■ Task goal ■
Pull every line that holds the word "Activity" from the entries.

* BEGIN Excerpted data *

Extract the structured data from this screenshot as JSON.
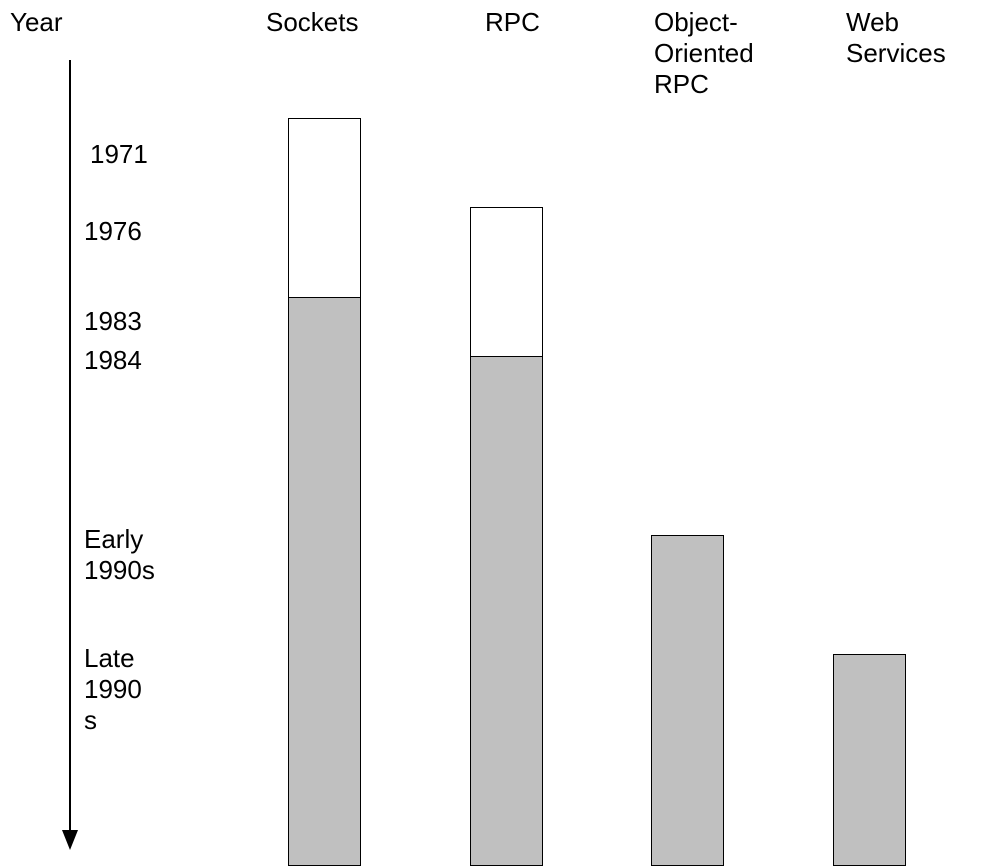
{
  "axis": {
    "label": "Year",
    "ticks": [
      {
        "key": "1971",
        "text": "1971"
      },
      {
        "key": "1976",
        "text": "1976"
      },
      {
        "key": "1983",
        "text": "1983"
      },
      {
        "key": "1984",
        "text": "1984"
      },
      {
        "key": "early-1990s",
        "text": "Early\n1990s"
      },
      {
        "key": "late-1990s",
        "text": "Late\n1990\ns"
      }
    ]
  },
  "columns": [
    {
      "key": "sockets",
      "label": "Sockets",
      "segments": [
        {
          "fill": "white",
          "from": "1971",
          "to": "1983"
        },
        {
          "fill": "gray",
          "from": "1983",
          "to": "present"
        }
      ]
    },
    {
      "key": "rpc",
      "label": "RPC",
      "segments": [
        {
          "fill": "white",
          "from": "1976",
          "to": "1984"
        },
        {
          "fill": "gray",
          "from": "1984",
          "to": "present"
        }
      ]
    },
    {
      "key": "object-oriented-rpc",
      "label": "Object-\nOriented\nRPC",
      "segments": [
        {
          "fill": "gray",
          "from": "early-1990s",
          "to": "present"
        }
      ]
    },
    {
      "key": "web-services",
      "label": "Web\nServices",
      "segments": [
        {
          "fill": "gray",
          "from": "late-1990s",
          "to": "present"
        }
      ]
    }
  ],
  "colors": {
    "white_segment": "#ffffff",
    "gray_segment": "#c0c0c0",
    "outline": "#000000"
  }
}
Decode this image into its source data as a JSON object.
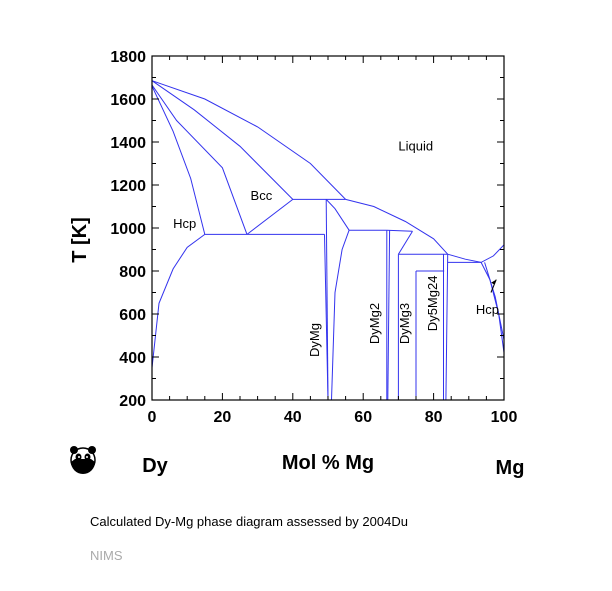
{
  "chart_data": {
    "type": "line",
    "title": "",
    "xlabel": "Mol % Mg",
    "ylabel": "T [K]",
    "xlim": [
      0,
      100
    ],
    "ylim": [
      200,
      1800
    ],
    "xticks": [
      0,
      20,
      40,
      60,
      80,
      100
    ],
    "yticks": [
      200,
      400,
      600,
      800,
      1000,
      1200,
      1400,
      1600,
      1800
    ],
    "left_element": "Dy",
    "right_element": "Mg",
    "line_color": "#3333ee",
    "grid": false,
    "series": [
      {
        "points": [
          [
            0,
            1685
          ],
          [
            15,
            1600
          ],
          [
            30,
            1470
          ],
          [
            45,
            1300
          ],
          [
            55,
            1133
          ]
        ]
      },
      {
        "points": [
          [
            0,
            1685
          ],
          [
            12,
            1550
          ],
          [
            25,
            1380
          ],
          [
            40,
            1133
          ]
        ]
      },
      {
        "points": [
          [
            0,
            1665
          ],
          [
            7,
            1500
          ],
          [
            20,
            1280
          ],
          [
            27,
            970
          ]
        ]
      },
      {
        "points": [
          [
            0,
            1660
          ],
          [
            6,
            1450
          ],
          [
            11,
            1230
          ],
          [
            15,
            970
          ]
        ]
      },
      {
        "points": [
          [
            0,
            350
          ],
          [
            2,
            650
          ],
          [
            6,
            810
          ],
          [
            10,
            910
          ],
          [
            15,
            970
          ]
        ]
      },
      {
        "points": [
          [
            15,
            970
          ],
          [
            49,
            970
          ]
        ]
      },
      {
        "points": [
          [
            27,
            970
          ],
          [
            40,
            1133
          ]
        ]
      },
      {
        "points": [
          [
            40,
            1133
          ],
          [
            55,
            1133
          ]
        ]
      },
      {
        "points": [
          [
            49,
            970
          ],
          [
            50,
            200
          ]
        ]
      },
      {
        "points": [
          [
            49.5,
            1133
          ],
          [
            50,
            200
          ]
        ]
      },
      {
        "points": [
          [
            55,
            1133
          ],
          [
            63,
            1100
          ],
          [
            72,
            1030
          ],
          [
            80,
            950
          ],
          [
            84,
            878
          ]
        ]
      },
      {
        "points": [
          [
            49.5,
            1133
          ],
          [
            52,
            1090
          ],
          [
            56,
            990
          ]
        ]
      },
      {
        "points": [
          [
            51,
            200
          ],
          [
            52,
            700
          ],
          [
            54,
            900
          ],
          [
            56,
            990
          ]
        ]
      },
      {
        "points": [
          [
            56,
            990
          ],
          [
            66.7,
            990
          ]
        ]
      },
      {
        "points": [
          [
            66.7,
            990
          ],
          [
            74,
            985
          ]
        ]
      },
      {
        "points": [
          [
            66.7,
            990
          ],
          [
            66.7,
            200
          ]
        ]
      },
      {
        "points": [
          [
            67,
            200
          ],
          [
            67.5,
            990
          ]
        ]
      },
      {
        "points": [
          [
            74,
            985
          ],
          [
            70,
            878
          ]
        ]
      },
      {
        "points": [
          [
            70,
            878
          ],
          [
            84,
            878
          ]
        ]
      },
      {
        "points": [
          [
            70,
            878
          ],
          [
            70,
            200
          ]
        ]
      },
      {
        "points": [
          [
            75,
            800
          ],
          [
            83,
            800
          ]
        ]
      },
      {
        "points": [
          [
            75,
            800
          ],
          [
            75,
            200
          ]
        ]
      },
      {
        "points": [
          [
            82.8,
            878
          ],
          [
            82.8,
            200
          ]
        ]
      },
      {
        "points": [
          [
            83.5,
            200
          ],
          [
            84,
            878
          ]
        ]
      },
      {
        "points": [
          [
            84,
            840
          ],
          [
            93.5,
            840
          ]
        ]
      },
      {
        "points": [
          [
            84,
            878
          ],
          [
            89,
            855
          ],
          [
            93.5,
            840
          ],
          [
            97,
            870
          ],
          [
            100,
            922
          ]
        ]
      },
      {
        "points": [
          [
            93.5,
            840
          ],
          [
            96,
            760
          ],
          [
            98.5,
            600
          ],
          [
            100,
            420
          ]
        ]
      },
      {
        "points": [
          [
            94.5,
            840
          ],
          [
            97.5,
            680
          ],
          [
            100,
            480
          ]
        ]
      }
    ],
    "annotations": [
      {
        "text": "Liquid",
        "x": 70,
        "y": 1360
      },
      {
        "text": "Bcc",
        "x": 28,
        "y": 1130
      },
      {
        "text": "Hcp",
        "x": 6,
        "y": 1000
      },
      {
        "text": "Hcp",
        "x": 92,
        "y": 600
      },
      {
        "text": "DyMg",
        "x": 47.5,
        "y": 400,
        "rotate": true
      },
      {
        "text": "DyMg2",
        "x": 64.5,
        "y": 460,
        "rotate": true
      },
      {
        "text": "DyMg3",
        "x": 73,
        "y": 460,
        "rotate": true
      },
      {
        "text": "Dy5Mg24",
        "x": 81,
        "y": 520,
        "rotate": true
      }
    ]
  },
  "caption": "Calculated Dy-Mg phase diagram assessed by 2004Du",
  "credit": "NIMS"
}
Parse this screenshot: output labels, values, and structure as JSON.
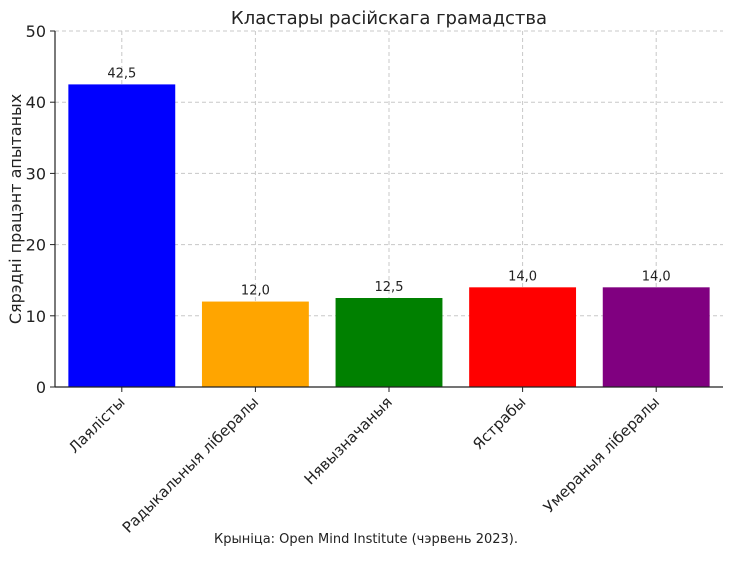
{
  "chart_data": {
    "type": "bar",
    "title": "Кластары расійскага грамадства",
    "xlabel": "",
    "ylabel": "Сярэдні працэнт апытаных",
    "categories": [
      "Лаялісты",
      "Радыкальныя лібералы",
      "Нявызначаныя",
      "Ястрабы",
      "Умераныя лібералы"
    ],
    "values": [
      42.5,
      12.0,
      12.5,
      14.0,
      14.0
    ],
    "value_labels": [
      "42,5",
      "12,0",
      "12,5",
      "14,0",
      "14,0"
    ],
    "colors": [
      "#0000ff",
      "#ffa500",
      "#008000",
      "#ff0000",
      "#800080"
    ],
    "ylim": [
      0,
      50
    ],
    "yticks": [
      0,
      10,
      20,
      30,
      40,
      50
    ],
    "grid": true,
    "legend": "none"
  },
  "source_note": "Крыніца: Open Mind Institute (чэрвень 2023)."
}
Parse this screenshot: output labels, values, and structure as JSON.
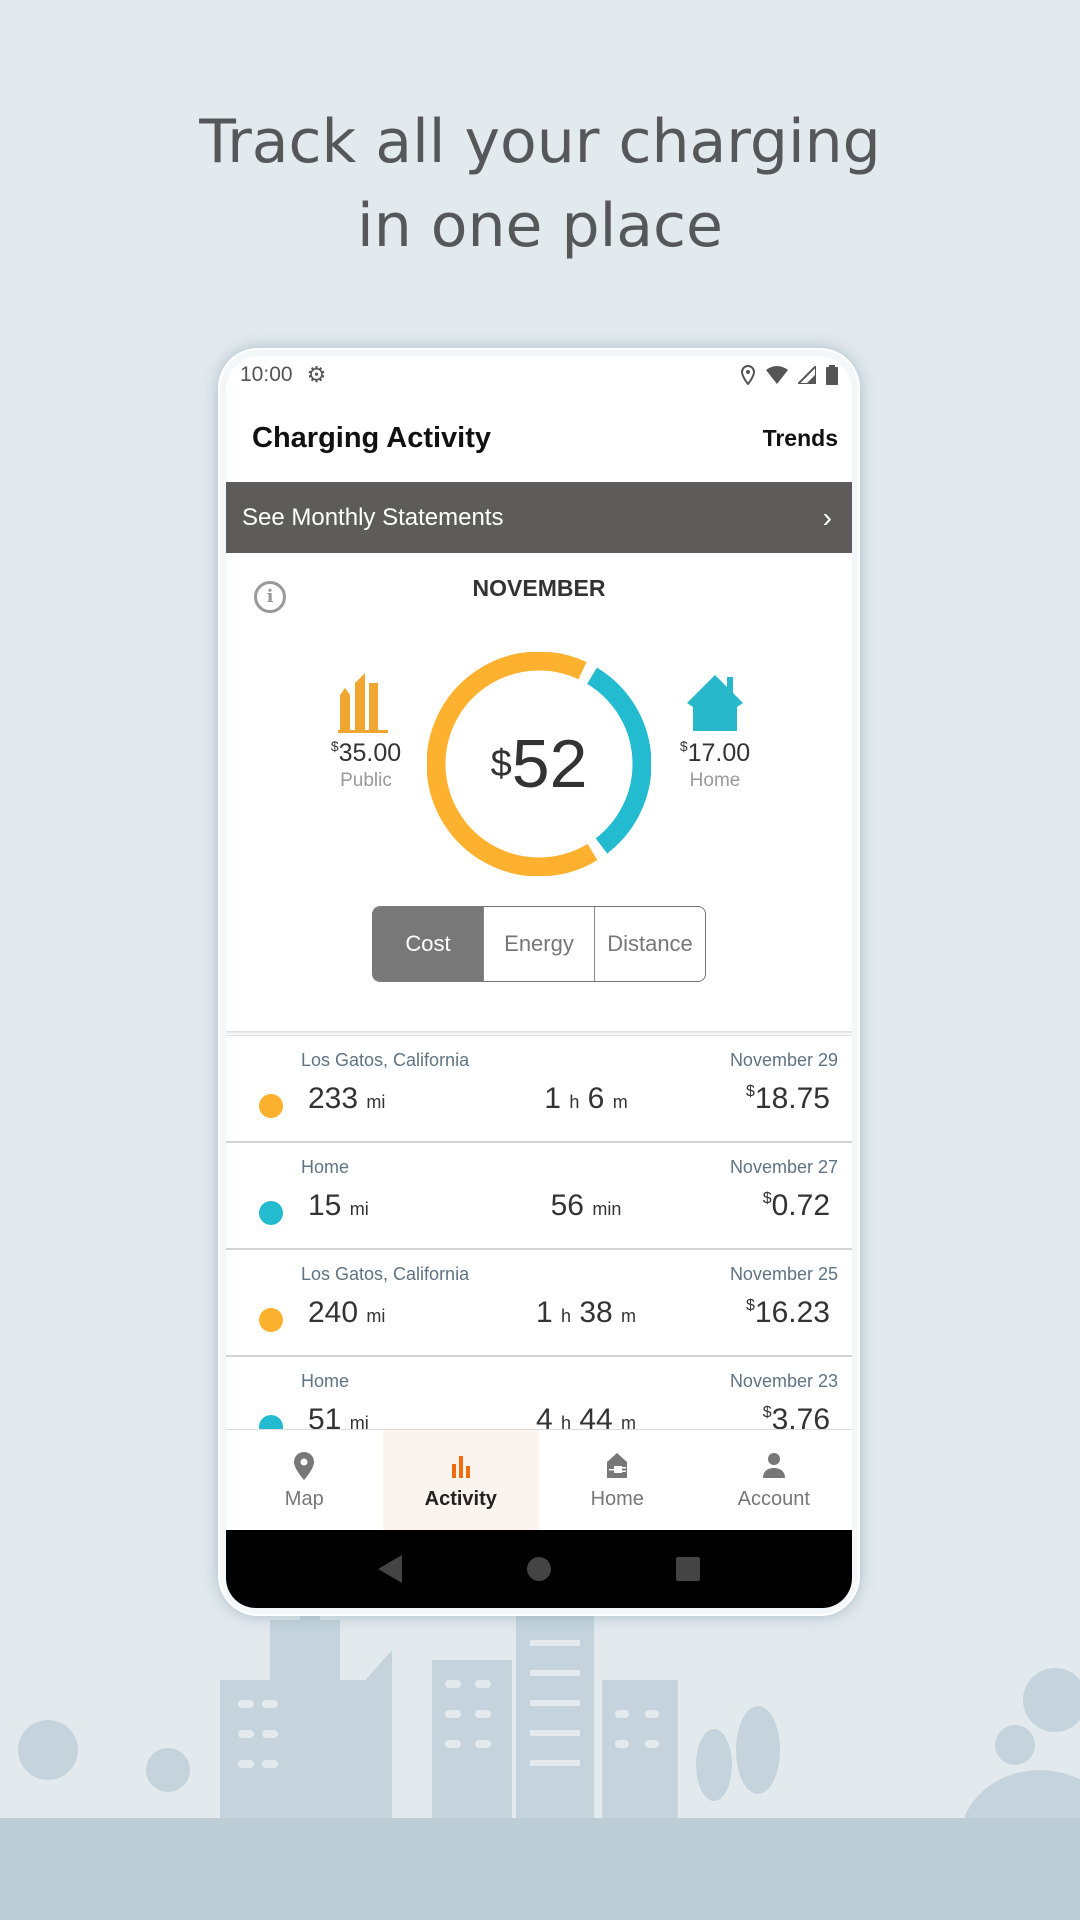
{
  "headline": {
    "line1": "Track all your charging",
    "line2": "in one place"
  },
  "status_bar": {
    "time": "10:00",
    "icons": [
      "gear-icon",
      "location-icon",
      "wifi-icon",
      "signal-icon",
      "battery-icon"
    ]
  },
  "header": {
    "title": "Charging Activity",
    "trends_label": "Trends"
  },
  "statements_bar": {
    "label": "See Monthly Statements",
    "chevron": "›"
  },
  "summary": {
    "month": "NOVEMBER",
    "info_glyph": "i",
    "currency": "$",
    "total": "52",
    "public": {
      "amount": "35.00",
      "label": "Public",
      "value": 35,
      "color": "#FDB12E"
    },
    "home": {
      "amount": "17.00",
      "label": "Home",
      "value": 17,
      "color": "#22BBD0"
    },
    "modes": [
      "Cost",
      "Energy",
      "Distance"
    ],
    "selected_mode": "Cost"
  },
  "sessions": [
    {
      "location": "Los Gatos, California",
      "date": "November 29",
      "type": "public",
      "distance": "233",
      "distance_unit": "mi",
      "dur_h": "1",
      "dur_m": "6",
      "cost": "18.75"
    },
    {
      "location": "Home",
      "date": "November 27",
      "type": "home",
      "distance": "15",
      "distance_unit": "mi",
      "dur_min": "56",
      "cost": "0.72"
    },
    {
      "location": "Los Gatos, California",
      "date": "November 25",
      "type": "public",
      "distance": "240",
      "distance_unit": "mi",
      "dur_h": "1",
      "dur_m": "38",
      "cost": "16.23"
    },
    {
      "location": "Home",
      "date": "November 23",
      "type": "home",
      "distance": "51",
      "distance_unit": "mi",
      "dur_h": "4",
      "dur_m": "44",
      "cost": "3.76"
    }
  ],
  "units": {
    "h": "h",
    "m": "m",
    "min": "min"
  },
  "bottom_nav": [
    {
      "label": "Map",
      "icon": "map-pin-icon"
    },
    {
      "label": "Activity",
      "icon": "bar-chart-icon",
      "active": true
    },
    {
      "label": "Home",
      "icon": "home-charger-icon"
    },
    {
      "label": "Account",
      "icon": "person-icon"
    }
  ],
  "colors": {
    "active_nav": "#F26B10",
    "bar": "#5D5C5A"
  }
}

* END Excerpted data *

■ Finished exercise ■
    "title": "Charging Activity",
      "label": "Activity",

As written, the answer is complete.